[Labeled box records]
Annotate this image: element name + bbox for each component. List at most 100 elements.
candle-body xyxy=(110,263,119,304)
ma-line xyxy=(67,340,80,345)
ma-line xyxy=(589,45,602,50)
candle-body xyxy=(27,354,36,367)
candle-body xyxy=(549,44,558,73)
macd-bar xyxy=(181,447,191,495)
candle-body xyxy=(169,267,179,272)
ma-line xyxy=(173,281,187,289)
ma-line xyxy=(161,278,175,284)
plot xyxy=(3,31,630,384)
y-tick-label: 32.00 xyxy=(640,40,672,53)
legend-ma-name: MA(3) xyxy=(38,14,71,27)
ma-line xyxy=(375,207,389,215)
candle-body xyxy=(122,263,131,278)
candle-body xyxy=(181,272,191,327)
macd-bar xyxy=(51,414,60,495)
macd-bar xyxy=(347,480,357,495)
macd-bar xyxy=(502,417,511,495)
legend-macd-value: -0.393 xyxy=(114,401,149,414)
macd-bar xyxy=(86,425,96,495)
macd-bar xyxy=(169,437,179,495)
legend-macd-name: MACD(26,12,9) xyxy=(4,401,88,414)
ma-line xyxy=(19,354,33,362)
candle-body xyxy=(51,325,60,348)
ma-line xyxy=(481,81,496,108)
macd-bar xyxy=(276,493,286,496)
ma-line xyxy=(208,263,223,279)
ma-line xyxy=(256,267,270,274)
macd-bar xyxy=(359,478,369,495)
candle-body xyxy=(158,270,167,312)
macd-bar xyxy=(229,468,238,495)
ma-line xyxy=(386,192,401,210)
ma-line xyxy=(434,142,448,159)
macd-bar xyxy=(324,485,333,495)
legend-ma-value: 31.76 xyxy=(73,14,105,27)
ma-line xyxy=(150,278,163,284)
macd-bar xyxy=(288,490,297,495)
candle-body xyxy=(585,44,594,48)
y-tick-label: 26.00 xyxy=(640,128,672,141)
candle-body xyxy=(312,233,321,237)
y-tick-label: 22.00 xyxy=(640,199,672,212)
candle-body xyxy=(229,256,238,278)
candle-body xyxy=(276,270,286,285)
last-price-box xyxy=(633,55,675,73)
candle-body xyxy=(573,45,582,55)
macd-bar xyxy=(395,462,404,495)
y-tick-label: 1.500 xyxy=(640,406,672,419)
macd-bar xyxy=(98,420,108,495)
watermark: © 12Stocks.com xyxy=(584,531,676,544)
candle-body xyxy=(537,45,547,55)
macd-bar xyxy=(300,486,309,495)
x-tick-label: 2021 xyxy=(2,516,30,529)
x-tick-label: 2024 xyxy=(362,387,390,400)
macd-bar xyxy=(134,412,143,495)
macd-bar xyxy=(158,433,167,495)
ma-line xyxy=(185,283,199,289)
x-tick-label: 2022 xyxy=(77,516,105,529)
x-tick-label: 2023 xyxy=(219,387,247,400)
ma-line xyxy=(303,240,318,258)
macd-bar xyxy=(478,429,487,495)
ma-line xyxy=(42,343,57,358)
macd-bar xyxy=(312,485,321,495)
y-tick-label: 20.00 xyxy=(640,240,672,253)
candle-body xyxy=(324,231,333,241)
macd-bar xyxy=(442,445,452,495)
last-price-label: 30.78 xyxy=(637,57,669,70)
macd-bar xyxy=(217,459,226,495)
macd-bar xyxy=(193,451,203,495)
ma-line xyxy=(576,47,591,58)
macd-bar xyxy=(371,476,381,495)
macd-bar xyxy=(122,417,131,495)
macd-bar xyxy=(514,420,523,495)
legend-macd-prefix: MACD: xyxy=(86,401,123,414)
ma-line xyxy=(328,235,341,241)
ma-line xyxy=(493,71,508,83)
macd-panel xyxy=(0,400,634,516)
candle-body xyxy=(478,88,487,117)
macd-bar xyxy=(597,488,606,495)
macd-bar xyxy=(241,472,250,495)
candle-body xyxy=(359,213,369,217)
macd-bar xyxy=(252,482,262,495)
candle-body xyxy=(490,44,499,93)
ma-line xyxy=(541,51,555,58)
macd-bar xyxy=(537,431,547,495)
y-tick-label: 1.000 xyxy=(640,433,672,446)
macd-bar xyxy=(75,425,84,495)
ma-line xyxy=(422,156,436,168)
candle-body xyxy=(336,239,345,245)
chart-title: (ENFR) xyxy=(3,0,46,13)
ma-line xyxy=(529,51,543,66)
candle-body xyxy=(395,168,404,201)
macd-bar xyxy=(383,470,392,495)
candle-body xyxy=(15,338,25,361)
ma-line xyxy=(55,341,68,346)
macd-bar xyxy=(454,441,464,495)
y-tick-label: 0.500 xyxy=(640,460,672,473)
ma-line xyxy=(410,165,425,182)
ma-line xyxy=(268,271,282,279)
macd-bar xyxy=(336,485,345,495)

AIM OF THE EXERCISE: Retype every line of the listing above without changing anything.

WRITTEN SOLUTION:
Annotate this image: element name + bbox for each component. List at most 100 elements.
candle-body xyxy=(110,263,119,304)
ma-line xyxy=(67,340,80,345)
ma-line xyxy=(589,45,602,50)
candle-body xyxy=(27,354,36,367)
candle-body xyxy=(549,44,558,73)
macd-bar xyxy=(181,447,191,495)
candle-body xyxy=(169,267,179,272)
ma-line xyxy=(173,281,187,289)
ma-line xyxy=(161,278,175,284)
plot xyxy=(3,31,630,384)
y-tick-label: 32.00 xyxy=(640,40,672,53)
legend-ma-name: MA(3) xyxy=(38,14,71,27)
ma-line xyxy=(375,207,389,215)
candle-body xyxy=(122,263,131,278)
candle-body xyxy=(181,272,191,327)
macd-bar xyxy=(51,414,60,495)
macd-bar xyxy=(347,480,357,495)
macd-bar xyxy=(502,417,511,495)
legend-macd-value: -0.393 xyxy=(114,401,149,414)
macd-bar xyxy=(86,425,96,495)
macd-bar xyxy=(169,437,179,495)
legend-macd-name: MACD(26,12,9) xyxy=(4,401,88,414)
ma-line xyxy=(19,354,33,362)
candle-body xyxy=(51,325,60,348)
ma-line xyxy=(481,81,496,108)
macd-bar xyxy=(276,493,286,496)
ma-line xyxy=(208,263,223,279)
ma-line xyxy=(256,267,270,274)
macd-bar xyxy=(359,478,369,495)
candle-body xyxy=(158,270,167,312)
macd-bar xyxy=(229,468,238,495)
ma-line xyxy=(386,192,401,210)
ma-line xyxy=(434,142,448,159)
macd-bar xyxy=(324,485,333,495)
legend-ma-value: 31.76 xyxy=(73,14,105,27)
ma-line xyxy=(150,278,163,284)
macd-bar xyxy=(288,490,297,495)
candle-body xyxy=(585,44,594,48)
y-tick-label: 26.00 xyxy=(640,128,672,141)
candle-body xyxy=(312,233,321,237)
y-tick-label: 22.00 xyxy=(640,199,672,212)
candle-body xyxy=(229,256,238,278)
candle-body xyxy=(276,270,286,285)
last-price-box xyxy=(633,55,675,73)
candle-body xyxy=(573,45,582,55)
macd-bar xyxy=(395,462,404,495)
y-tick-label: 1.500 xyxy=(640,406,672,419)
macd-bar xyxy=(98,420,108,495)
watermark: © 12Stocks.com xyxy=(584,531,676,544)
candle-body xyxy=(537,45,547,55)
macd-bar xyxy=(300,486,309,495)
x-tick-label: 2021 xyxy=(2,516,30,529)
x-tick-label: 2024 xyxy=(362,387,390,400)
macd-bar xyxy=(134,412,143,495)
macd-bar xyxy=(158,433,167,495)
ma-line xyxy=(185,283,199,289)
x-tick-label: 2022 xyxy=(77,516,105,529)
x-tick-label: 2023 xyxy=(219,387,247,400)
ma-line xyxy=(303,240,318,258)
macd-bar xyxy=(478,429,487,495)
ma-line xyxy=(42,343,57,358)
macd-bar xyxy=(312,485,321,495)
y-tick-label: 20.00 xyxy=(640,240,672,253)
candle-body xyxy=(324,231,333,241)
macd-bar xyxy=(442,445,452,495)
last-price-label: 30.78 xyxy=(637,57,669,70)
macd-bar xyxy=(217,459,226,495)
macd-bar xyxy=(193,451,203,495)
ma-line xyxy=(576,47,591,58)
macd-bar xyxy=(371,476,381,495)
macd-bar xyxy=(122,417,131,495)
macd-bar xyxy=(514,420,523,495)
legend-macd-prefix: MACD: xyxy=(86,401,123,414)
ma-line xyxy=(328,235,341,241)
ma-line xyxy=(493,71,508,83)
macd-panel xyxy=(0,400,634,516)
candle-body xyxy=(478,88,487,117)
macd-bar xyxy=(597,488,606,495)
macd-bar xyxy=(241,472,250,495)
candle-body xyxy=(359,213,369,217)
macd-bar xyxy=(252,482,262,495)
candle-body xyxy=(490,44,499,93)
ma-line xyxy=(541,51,555,58)
macd-bar xyxy=(537,431,547,495)
y-tick-label: 1.000 xyxy=(640,433,672,446)
macd-bar xyxy=(75,425,84,495)
ma-line xyxy=(422,156,436,168)
candle-body xyxy=(336,239,345,245)
chart-title: (ENFR) xyxy=(3,0,46,13)
ma-line xyxy=(529,51,543,66)
candle-body xyxy=(395,168,404,201)
macd-bar xyxy=(383,470,392,495)
candle-body xyxy=(15,338,25,361)
ma-line xyxy=(55,341,68,346)
macd-bar xyxy=(454,441,464,495)
y-tick-label: 0.500 xyxy=(640,460,672,473)
ma-line xyxy=(410,165,425,182)
ma-line xyxy=(268,271,282,279)
macd-bar xyxy=(336,485,345,495)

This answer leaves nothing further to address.